• **Problem**
Omit any picture, and return the remaining data exactly as written.

• **Material for the task**

-- BEGIN --

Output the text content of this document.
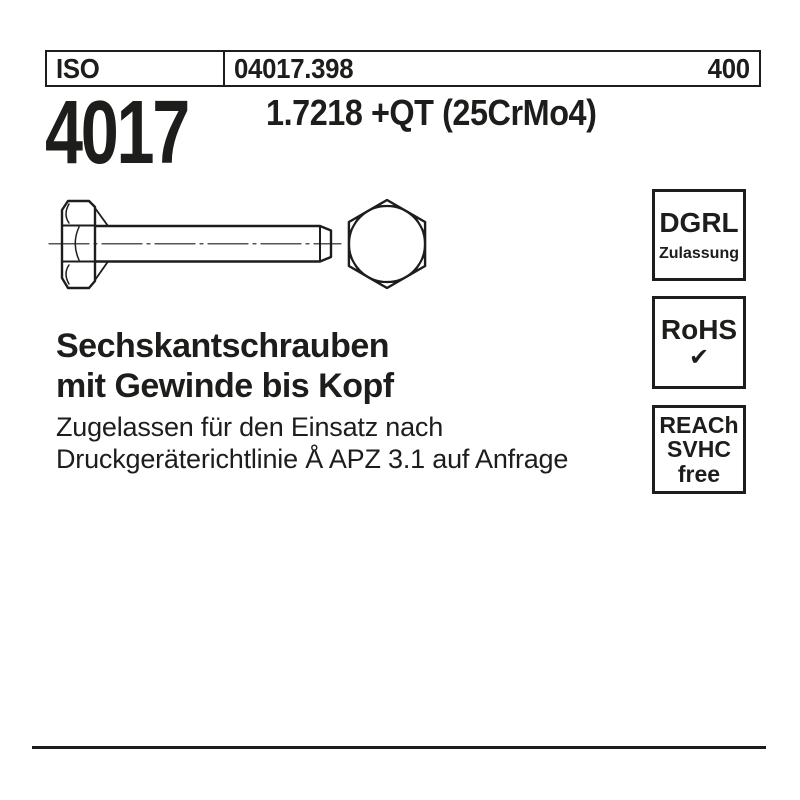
ISO	04017.398	400
4017 1.7218 +QT (25CrMo4)
DGRL
Zulassung
RoHS
✔
REACh
SVHC
free
Sechskantschrauben
mit Gewinde bis Kopf
Zugelassen für den Einsatz nach
Druckgeräterichtlinie Å APZ 3.1 auf Anfrage
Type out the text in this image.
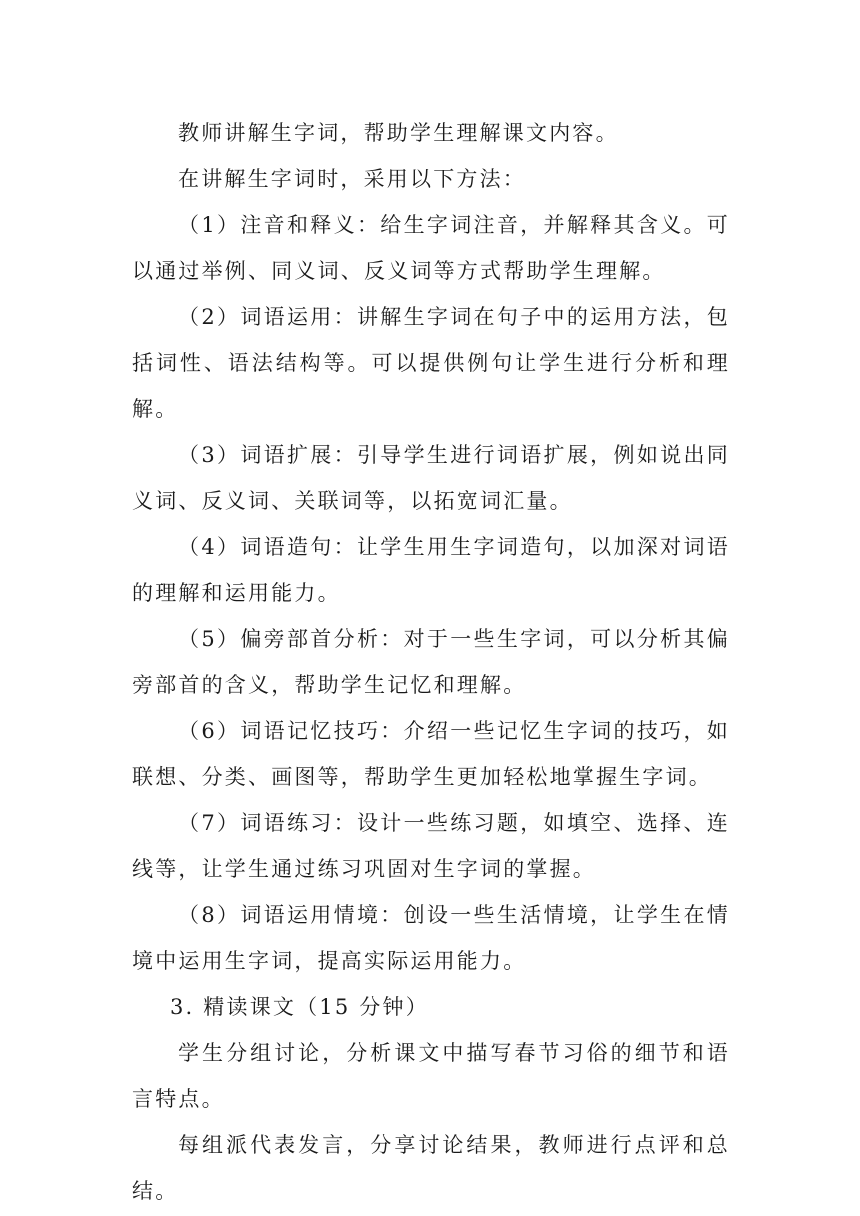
教师讲解生字词，帮助学生理解课文内容。

在讲解生字词时，采用以下方法：

（1）注音和释义：给生字词注音，并解释其含义。可以通过举例、同义词、反义词等方式帮助学生理解。

（2）词语运用：讲解生字词在句子中的运用方法，包括词性、语法结构等。可以提供例句让学生进行分析和理解。

（3）词语扩展：引导学生进行词语扩展，例如说出同义词、反义词、关联词等，以拓宽词汇量。

（4）词语造句：让学生用生字词造句，以加深对词语的理解和运用能力。

（5）偏旁部首分析：对于一些生字词，可以分析其偏旁部首的含义，帮助学生记忆和理解。

（6）词语记忆技巧：介绍一些记忆生字词的技巧，如联想、分类、画图等，帮助学生更加轻松地掌握生字词。

（7）词语练习：设计一些练习题，如填空、选择、连线等，让学生通过练习巩固对生字词的掌握。

（8）词语运用情境：创设一些生活情境，让学生在情境中运用生字词，提高实际运用能力。

3. 精读课文（15 分钟）

学生分组讨论，分析课文中描写春节习俗的细节和语言特点。

每组派代表发言，分享讨论结果，教师进行点评和总结。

-- END --

• **Final result**
Output the text content of this document.
ISO	04017.398	400
4017 1.7218 +QT (25CrMo4)
DGRL
Zulassung
RoHS
✔
REACh
SVHC
free
Sechskantschrauben
mit Gewinde bis Kopf
Zugelassen für den Einsatz nach
Druckgeräterichtlinie Å APZ 3.1 auf Anfrage
Type out the text in this image.
教师讲解生字词，帮助学生理解课文内容。

在讲解生字词时，采用以下方法：

（1）注音和释义：给生字词注音，并解释其含义。可以通过举例、同义词、反义词等方式帮助学生理解。

（2）词语运用：讲解生字词在句子中的运用方法，包括词性、语法结构等。可以提供例句让学生进行分析和理解。

（3）词语扩展：引导学生进行词语扩展，例如说出同义词、反义词、关联词等，以拓宽词汇量。

（4）词语造句：让学生用生字词造句，以加深对词语的理解和运用能力。

（5）偏旁部首分析：对于一些生字词，可以分析其偏旁部首的含义，帮助学生记忆和理解。

（6）词语记忆技巧：介绍一些记忆生字词的技巧，如联想、分类、画图等，帮助学生更加轻松地掌握生字词。

（7）词语练习：设计一些练习题，如填空、选择、连线等，让学生通过练习巩固对生字词的掌握。

（8）词语运用情境：创设一些生活情境，让学生在情境中运用生字词，提高实际运用能力。

3. 精读课文（15 分钟）

学生分组讨论，分析课文中描写春节习俗的细节和语言特点。

每组派代表发言，分享讨论结果，教师进行点评和总结。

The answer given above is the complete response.